Dataset entries

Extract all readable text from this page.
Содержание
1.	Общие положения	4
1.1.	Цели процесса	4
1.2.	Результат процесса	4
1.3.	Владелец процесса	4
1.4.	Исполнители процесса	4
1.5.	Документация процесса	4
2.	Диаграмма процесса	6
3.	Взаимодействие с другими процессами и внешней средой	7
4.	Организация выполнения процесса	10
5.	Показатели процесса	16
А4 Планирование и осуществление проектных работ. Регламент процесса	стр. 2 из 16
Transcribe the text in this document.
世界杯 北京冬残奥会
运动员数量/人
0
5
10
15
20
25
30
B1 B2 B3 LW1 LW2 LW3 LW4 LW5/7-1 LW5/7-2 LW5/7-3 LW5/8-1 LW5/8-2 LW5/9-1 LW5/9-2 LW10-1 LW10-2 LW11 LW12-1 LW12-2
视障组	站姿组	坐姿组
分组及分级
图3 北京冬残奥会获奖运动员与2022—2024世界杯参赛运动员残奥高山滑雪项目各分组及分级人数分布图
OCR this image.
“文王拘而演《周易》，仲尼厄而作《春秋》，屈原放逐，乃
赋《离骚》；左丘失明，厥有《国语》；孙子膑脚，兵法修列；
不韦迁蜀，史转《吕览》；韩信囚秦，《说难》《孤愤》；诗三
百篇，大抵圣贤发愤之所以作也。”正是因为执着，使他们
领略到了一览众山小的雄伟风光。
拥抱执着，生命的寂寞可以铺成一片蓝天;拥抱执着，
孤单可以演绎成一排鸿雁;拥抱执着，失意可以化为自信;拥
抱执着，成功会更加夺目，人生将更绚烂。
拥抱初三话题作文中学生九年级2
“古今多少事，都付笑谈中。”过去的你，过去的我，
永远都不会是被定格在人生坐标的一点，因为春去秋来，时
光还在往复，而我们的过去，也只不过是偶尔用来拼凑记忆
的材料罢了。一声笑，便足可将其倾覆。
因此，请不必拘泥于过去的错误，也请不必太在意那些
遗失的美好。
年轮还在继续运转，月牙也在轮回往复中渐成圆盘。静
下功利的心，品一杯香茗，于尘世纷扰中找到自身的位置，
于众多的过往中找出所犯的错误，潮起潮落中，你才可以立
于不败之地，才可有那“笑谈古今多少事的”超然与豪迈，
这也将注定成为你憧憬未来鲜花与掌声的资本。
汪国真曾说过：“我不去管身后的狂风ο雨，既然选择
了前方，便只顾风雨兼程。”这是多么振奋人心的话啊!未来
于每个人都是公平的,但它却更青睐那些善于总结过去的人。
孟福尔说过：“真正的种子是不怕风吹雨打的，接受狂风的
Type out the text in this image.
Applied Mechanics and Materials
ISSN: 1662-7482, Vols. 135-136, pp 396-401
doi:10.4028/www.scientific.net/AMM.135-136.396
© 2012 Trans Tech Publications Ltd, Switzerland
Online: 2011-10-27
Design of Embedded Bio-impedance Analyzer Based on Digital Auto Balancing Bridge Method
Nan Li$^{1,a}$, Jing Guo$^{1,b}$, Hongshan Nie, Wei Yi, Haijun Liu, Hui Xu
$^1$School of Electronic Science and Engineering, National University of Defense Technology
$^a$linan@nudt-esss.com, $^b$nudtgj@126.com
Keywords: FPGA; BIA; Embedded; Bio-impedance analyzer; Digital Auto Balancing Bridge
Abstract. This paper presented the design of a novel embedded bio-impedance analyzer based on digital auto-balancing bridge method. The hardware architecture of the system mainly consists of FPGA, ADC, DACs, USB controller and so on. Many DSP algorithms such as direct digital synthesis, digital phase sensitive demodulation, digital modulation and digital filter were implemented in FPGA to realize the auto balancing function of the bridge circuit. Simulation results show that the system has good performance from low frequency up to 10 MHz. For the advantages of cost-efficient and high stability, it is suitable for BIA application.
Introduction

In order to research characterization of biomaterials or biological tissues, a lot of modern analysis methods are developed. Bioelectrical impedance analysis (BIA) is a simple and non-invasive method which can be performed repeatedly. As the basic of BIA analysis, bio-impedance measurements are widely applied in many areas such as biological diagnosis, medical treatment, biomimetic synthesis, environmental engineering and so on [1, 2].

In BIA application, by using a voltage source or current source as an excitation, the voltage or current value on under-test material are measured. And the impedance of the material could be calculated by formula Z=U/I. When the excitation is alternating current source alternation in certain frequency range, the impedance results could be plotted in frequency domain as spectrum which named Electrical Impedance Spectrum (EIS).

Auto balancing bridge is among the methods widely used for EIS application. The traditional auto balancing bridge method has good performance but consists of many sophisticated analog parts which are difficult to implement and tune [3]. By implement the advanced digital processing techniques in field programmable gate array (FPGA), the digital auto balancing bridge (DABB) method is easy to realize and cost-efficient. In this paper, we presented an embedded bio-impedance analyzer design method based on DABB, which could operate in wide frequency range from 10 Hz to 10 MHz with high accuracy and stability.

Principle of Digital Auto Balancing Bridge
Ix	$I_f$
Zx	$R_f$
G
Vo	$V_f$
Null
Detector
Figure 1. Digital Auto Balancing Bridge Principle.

### [Task requirements]
From the listing above, copy every line that includes the word "image".

### [Final answer]
OCR this image.
Type out the text in this image.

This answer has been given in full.